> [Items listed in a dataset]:

○ ○ ○ ○ ○

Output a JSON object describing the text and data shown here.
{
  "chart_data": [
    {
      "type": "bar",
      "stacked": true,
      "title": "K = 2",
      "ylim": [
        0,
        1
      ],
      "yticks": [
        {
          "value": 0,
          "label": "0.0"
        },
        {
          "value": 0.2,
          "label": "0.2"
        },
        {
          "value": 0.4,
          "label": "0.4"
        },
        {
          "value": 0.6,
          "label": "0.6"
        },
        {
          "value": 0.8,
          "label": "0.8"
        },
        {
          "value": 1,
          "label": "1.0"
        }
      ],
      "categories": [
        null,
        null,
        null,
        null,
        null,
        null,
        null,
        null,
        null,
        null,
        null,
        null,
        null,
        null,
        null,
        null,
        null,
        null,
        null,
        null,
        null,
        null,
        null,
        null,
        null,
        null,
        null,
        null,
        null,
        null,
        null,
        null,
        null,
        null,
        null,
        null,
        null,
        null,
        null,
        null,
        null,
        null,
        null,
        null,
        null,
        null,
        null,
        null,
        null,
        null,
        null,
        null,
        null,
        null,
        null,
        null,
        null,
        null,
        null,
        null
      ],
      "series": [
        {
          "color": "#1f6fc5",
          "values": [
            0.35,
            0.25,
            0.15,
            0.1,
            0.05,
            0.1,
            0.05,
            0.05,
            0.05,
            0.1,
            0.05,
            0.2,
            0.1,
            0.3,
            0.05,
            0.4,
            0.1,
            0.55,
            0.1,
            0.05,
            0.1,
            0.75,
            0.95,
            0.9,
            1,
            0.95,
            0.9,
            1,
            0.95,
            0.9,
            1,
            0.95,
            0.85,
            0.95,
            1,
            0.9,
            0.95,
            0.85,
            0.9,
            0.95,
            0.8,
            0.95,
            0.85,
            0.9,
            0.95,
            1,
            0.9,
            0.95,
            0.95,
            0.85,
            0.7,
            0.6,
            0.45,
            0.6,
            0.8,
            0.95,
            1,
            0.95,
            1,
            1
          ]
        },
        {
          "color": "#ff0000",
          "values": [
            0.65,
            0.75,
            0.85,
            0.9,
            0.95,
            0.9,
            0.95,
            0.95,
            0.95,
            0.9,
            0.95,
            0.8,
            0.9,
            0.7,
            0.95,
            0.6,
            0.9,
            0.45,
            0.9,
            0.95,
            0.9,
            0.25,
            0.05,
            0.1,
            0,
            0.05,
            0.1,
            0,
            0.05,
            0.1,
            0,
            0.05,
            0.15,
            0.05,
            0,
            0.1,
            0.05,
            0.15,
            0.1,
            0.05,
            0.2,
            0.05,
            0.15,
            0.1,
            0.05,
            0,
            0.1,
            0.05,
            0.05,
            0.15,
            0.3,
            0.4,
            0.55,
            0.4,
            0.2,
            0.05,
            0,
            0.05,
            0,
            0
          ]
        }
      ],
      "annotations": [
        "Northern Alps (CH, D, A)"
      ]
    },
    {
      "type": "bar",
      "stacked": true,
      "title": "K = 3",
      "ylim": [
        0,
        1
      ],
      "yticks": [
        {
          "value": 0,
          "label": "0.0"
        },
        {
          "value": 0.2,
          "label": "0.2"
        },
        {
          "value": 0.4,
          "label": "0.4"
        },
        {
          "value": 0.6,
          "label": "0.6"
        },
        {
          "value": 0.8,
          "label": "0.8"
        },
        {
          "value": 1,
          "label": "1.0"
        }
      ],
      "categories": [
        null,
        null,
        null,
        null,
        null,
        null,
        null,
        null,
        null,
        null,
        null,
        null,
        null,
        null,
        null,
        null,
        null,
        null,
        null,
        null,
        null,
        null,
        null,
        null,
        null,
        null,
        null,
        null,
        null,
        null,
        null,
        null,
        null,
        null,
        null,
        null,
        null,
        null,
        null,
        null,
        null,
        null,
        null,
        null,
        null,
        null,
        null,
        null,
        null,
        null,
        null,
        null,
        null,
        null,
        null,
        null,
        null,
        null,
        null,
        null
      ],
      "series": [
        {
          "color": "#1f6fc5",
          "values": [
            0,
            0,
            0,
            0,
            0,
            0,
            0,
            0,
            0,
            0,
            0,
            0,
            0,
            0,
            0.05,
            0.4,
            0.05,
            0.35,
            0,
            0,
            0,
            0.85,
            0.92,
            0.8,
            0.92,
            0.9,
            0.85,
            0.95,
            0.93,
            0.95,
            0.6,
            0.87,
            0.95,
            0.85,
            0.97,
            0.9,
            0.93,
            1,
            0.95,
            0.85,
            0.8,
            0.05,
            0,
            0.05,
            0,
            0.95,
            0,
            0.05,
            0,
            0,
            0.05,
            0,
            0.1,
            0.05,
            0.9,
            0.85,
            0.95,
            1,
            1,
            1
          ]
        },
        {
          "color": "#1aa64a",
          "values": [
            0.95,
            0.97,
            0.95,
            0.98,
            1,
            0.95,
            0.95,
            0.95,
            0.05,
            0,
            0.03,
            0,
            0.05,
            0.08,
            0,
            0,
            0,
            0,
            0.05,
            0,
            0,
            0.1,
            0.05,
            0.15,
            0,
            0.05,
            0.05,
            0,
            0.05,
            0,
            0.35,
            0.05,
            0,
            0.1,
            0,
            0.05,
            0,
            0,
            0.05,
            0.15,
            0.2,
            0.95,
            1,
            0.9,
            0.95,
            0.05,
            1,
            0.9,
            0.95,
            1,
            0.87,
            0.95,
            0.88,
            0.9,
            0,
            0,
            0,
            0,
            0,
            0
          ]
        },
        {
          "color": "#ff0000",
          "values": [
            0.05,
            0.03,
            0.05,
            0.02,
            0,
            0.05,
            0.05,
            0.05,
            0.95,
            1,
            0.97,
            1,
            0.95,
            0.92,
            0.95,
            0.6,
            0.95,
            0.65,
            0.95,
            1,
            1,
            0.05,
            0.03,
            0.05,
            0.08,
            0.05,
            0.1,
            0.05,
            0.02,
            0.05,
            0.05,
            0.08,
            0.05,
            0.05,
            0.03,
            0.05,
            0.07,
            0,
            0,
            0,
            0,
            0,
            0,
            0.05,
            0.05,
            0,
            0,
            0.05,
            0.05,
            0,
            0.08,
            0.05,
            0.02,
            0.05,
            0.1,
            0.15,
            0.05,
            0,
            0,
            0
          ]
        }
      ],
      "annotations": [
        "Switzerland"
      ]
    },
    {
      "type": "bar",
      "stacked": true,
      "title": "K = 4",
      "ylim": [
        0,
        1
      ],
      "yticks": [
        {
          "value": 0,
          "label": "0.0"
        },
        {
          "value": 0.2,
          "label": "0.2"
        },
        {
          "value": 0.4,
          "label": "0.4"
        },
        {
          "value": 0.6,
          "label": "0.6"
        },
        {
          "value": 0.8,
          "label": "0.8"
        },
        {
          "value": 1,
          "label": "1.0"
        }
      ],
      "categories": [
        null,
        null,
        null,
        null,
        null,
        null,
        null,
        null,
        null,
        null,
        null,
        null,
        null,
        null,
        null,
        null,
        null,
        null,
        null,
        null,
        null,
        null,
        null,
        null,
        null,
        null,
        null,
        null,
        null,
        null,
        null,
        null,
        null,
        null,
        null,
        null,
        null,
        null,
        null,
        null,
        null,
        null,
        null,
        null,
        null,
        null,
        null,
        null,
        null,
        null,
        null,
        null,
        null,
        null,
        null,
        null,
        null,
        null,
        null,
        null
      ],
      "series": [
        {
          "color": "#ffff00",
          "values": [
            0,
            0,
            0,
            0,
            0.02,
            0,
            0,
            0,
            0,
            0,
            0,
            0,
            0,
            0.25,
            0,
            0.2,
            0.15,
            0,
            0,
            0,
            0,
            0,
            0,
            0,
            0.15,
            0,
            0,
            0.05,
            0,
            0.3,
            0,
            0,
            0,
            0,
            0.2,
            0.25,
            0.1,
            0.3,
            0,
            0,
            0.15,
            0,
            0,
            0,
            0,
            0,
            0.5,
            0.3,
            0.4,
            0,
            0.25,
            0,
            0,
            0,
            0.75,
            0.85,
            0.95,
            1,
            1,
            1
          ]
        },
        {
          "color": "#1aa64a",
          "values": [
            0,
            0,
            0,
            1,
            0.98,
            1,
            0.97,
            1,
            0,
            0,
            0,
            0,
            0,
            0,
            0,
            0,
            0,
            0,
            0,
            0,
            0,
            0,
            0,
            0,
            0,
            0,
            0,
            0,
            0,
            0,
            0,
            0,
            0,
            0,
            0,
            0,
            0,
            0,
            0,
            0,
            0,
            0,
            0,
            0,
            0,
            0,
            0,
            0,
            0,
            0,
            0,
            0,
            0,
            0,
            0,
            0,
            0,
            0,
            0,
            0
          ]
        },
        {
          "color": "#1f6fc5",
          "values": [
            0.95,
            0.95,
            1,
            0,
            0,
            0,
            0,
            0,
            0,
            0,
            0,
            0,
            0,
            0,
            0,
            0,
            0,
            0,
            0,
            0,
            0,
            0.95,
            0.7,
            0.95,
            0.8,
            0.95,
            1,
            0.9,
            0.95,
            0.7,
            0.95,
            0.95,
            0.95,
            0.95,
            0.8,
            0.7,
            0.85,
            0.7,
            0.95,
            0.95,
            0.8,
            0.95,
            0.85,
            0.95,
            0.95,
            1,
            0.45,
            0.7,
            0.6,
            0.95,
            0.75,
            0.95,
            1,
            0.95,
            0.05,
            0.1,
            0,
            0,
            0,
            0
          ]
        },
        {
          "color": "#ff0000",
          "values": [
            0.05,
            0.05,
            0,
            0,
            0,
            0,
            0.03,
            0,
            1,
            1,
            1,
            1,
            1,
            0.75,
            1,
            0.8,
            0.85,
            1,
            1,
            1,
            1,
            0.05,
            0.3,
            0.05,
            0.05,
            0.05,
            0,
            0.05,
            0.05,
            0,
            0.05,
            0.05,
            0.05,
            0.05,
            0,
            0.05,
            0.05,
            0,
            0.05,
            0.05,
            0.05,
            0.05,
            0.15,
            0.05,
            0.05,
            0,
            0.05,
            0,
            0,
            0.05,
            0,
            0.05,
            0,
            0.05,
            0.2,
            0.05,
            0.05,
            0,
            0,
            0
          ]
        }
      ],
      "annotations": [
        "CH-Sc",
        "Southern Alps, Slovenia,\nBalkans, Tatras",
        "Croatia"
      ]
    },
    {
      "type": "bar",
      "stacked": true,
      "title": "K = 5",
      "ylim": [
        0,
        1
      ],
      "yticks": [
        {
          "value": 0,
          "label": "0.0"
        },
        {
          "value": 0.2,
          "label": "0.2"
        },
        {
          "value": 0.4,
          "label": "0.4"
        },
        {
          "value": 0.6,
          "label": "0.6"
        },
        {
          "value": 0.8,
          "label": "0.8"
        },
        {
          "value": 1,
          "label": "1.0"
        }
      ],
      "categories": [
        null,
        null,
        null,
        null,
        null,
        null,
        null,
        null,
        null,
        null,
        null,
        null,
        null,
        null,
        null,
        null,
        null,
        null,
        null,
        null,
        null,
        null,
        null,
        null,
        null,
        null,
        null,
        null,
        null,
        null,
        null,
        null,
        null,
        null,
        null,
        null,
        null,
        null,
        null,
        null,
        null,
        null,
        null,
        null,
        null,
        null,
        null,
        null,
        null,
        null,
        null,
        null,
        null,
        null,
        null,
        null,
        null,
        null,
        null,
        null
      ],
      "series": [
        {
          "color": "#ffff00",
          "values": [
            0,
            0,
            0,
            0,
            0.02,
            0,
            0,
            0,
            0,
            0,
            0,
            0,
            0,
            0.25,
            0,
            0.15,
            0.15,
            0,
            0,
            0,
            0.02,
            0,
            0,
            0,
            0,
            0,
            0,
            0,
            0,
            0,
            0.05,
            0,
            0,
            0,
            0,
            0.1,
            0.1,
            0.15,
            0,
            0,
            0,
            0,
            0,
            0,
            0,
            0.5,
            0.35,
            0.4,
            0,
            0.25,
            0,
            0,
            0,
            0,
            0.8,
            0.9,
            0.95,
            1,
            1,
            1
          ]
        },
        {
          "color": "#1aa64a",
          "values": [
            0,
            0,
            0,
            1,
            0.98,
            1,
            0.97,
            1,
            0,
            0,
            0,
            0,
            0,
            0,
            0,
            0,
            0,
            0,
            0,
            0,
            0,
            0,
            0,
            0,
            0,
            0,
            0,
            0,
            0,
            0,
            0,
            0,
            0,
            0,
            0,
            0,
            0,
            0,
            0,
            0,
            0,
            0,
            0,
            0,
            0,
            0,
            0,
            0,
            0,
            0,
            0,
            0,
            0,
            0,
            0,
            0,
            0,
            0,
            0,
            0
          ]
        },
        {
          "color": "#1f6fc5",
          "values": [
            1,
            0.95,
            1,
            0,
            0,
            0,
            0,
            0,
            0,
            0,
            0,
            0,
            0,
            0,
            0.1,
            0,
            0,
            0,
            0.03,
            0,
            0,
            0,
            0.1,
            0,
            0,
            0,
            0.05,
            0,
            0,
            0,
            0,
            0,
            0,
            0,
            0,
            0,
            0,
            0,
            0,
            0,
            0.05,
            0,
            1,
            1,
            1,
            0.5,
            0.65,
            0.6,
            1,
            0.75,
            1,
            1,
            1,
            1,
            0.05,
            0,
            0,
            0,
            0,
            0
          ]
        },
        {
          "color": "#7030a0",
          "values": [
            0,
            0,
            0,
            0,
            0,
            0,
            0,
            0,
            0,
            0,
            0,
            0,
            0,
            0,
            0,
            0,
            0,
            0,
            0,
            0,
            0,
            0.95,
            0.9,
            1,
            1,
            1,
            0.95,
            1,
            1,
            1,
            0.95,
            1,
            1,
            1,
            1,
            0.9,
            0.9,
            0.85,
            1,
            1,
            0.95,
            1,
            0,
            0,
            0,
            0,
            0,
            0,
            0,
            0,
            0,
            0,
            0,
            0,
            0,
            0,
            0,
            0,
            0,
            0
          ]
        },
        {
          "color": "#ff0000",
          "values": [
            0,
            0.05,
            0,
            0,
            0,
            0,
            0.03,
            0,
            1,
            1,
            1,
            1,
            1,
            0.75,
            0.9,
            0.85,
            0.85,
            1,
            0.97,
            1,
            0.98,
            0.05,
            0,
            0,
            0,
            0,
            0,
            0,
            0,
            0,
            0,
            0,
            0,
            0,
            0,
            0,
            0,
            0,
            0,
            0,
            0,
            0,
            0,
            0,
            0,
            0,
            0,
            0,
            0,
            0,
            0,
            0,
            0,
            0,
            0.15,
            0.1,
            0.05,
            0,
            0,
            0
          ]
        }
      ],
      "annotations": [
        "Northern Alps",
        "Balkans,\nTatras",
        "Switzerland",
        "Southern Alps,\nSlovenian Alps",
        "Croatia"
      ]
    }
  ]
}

○ ○ ○ ○ ○

> [Your instructions]: Using the listing above, show each line holding the string "Alps".

> [Task result]:
        "Northern Alps (CH, D, A)"
        "Southern Alps, Slovenia,\nBalkans, Tatras",
        "Northern Alps",
        "Southern Alps,\nSlovenian Alps",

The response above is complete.